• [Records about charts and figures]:
►

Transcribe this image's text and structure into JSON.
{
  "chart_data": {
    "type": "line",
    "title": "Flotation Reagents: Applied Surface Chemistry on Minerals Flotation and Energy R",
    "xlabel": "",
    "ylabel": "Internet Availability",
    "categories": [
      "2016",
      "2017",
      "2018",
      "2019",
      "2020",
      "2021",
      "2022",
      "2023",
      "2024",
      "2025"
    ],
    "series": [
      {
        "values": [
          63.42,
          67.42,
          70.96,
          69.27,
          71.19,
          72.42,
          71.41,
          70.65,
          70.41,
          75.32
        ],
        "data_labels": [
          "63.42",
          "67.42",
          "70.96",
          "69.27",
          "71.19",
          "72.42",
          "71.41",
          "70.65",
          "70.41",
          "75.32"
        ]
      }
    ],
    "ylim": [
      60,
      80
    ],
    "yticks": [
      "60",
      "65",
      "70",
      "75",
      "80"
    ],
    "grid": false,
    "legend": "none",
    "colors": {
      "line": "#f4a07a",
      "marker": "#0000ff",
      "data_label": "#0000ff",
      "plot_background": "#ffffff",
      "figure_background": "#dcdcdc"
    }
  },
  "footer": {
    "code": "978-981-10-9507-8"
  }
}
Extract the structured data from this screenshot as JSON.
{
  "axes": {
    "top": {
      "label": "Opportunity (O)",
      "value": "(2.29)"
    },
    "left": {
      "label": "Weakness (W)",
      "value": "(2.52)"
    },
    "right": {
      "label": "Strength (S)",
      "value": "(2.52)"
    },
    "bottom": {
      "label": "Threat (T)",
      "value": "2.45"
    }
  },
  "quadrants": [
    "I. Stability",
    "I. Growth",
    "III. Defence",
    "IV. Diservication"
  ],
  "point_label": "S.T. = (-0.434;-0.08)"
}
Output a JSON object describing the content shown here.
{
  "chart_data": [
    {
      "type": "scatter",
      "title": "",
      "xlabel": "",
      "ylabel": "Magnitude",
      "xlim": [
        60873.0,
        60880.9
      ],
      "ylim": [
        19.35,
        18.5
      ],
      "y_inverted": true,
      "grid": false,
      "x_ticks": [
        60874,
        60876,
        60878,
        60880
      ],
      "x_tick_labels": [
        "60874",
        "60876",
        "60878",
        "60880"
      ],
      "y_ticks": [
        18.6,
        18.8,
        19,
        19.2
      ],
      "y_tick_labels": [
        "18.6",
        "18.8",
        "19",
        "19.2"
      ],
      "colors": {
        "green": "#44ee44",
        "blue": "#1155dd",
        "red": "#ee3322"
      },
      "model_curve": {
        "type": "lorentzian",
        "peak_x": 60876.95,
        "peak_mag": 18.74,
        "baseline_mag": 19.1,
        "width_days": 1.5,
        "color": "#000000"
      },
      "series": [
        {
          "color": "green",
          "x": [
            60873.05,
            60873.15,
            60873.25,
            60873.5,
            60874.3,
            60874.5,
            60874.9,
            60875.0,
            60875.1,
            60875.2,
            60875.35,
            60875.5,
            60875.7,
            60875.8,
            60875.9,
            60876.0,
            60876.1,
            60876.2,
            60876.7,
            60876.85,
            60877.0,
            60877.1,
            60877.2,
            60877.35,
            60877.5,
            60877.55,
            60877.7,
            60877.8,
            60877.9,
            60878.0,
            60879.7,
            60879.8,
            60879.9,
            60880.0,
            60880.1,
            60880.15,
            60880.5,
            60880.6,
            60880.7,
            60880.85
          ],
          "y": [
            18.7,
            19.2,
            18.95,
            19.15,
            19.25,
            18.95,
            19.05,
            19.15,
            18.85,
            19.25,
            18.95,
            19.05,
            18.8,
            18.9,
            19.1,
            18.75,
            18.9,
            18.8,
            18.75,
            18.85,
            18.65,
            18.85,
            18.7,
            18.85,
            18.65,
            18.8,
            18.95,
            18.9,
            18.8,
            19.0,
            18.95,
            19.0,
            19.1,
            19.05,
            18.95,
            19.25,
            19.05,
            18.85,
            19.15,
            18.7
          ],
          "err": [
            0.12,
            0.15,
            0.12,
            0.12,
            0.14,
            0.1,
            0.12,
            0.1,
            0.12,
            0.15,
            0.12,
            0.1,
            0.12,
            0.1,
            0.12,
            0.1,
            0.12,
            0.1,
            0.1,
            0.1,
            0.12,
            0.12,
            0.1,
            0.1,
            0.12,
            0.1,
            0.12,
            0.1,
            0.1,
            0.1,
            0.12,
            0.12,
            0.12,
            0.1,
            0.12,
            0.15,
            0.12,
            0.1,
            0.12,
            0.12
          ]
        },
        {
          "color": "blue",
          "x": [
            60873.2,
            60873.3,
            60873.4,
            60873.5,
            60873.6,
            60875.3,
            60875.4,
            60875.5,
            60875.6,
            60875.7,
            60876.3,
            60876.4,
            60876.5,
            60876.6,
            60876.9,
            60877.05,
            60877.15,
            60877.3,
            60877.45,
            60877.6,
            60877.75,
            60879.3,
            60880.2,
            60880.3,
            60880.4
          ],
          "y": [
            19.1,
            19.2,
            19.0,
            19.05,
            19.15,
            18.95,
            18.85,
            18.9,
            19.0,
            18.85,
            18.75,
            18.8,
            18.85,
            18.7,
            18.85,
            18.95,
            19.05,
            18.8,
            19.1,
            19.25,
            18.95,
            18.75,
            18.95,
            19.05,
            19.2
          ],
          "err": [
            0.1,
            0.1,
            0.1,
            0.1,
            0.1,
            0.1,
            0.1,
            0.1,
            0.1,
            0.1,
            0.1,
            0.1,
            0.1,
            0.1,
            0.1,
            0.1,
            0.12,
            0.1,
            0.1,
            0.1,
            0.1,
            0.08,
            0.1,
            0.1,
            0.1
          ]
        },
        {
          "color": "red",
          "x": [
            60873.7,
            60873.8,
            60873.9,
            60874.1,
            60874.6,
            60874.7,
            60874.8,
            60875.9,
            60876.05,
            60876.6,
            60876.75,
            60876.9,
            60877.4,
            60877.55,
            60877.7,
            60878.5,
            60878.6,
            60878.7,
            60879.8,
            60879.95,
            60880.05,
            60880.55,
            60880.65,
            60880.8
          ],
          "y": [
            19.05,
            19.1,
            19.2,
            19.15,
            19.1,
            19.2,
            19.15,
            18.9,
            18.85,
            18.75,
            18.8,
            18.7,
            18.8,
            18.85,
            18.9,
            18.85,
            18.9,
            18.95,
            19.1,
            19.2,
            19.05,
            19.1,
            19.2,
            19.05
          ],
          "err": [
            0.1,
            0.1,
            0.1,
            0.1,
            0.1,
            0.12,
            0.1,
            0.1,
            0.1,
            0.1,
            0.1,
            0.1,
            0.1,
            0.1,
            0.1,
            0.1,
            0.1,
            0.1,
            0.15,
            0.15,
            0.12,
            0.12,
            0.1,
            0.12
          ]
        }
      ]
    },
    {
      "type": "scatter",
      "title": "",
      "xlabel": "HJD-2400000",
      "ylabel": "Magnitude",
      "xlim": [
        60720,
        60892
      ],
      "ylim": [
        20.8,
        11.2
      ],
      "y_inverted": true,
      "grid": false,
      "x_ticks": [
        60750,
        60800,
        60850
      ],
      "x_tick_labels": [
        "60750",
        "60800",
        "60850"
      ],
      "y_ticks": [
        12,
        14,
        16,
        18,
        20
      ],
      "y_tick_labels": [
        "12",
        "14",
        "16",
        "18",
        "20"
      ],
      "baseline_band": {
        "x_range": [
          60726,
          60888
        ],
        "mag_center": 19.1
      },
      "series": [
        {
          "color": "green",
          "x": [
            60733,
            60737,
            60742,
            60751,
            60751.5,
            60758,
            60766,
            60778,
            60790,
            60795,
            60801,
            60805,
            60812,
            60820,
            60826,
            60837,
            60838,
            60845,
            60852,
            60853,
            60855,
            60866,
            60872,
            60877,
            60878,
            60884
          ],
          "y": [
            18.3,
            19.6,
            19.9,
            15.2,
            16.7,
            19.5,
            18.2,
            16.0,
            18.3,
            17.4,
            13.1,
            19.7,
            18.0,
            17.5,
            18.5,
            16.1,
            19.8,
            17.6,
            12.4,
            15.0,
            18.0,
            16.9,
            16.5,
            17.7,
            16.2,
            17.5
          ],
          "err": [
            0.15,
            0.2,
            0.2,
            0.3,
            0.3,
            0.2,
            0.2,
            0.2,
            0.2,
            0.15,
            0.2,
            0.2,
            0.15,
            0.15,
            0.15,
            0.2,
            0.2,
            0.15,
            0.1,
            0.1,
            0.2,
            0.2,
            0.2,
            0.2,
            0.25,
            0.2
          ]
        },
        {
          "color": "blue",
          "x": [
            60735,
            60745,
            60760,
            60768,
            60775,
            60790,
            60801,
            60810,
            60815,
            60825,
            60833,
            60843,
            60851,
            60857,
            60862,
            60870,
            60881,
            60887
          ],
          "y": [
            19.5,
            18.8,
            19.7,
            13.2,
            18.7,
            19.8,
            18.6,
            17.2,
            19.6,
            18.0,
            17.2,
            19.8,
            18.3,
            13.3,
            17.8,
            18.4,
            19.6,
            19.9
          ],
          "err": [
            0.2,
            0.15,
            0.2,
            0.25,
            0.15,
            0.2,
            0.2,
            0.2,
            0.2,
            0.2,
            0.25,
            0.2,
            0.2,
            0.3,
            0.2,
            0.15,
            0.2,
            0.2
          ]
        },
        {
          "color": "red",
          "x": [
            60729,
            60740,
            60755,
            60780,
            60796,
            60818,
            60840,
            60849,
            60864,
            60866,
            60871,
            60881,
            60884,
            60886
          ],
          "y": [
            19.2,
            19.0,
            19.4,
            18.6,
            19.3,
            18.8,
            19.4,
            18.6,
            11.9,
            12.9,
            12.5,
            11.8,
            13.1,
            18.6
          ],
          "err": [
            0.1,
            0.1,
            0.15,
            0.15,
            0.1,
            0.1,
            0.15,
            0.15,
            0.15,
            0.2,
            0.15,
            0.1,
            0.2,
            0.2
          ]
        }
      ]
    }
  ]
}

◄

• [TASK PROMPT]:
Look through the material above and work out how many of its lines contain "this". State the number only.

• [EXERCISE SOLUTION]:
2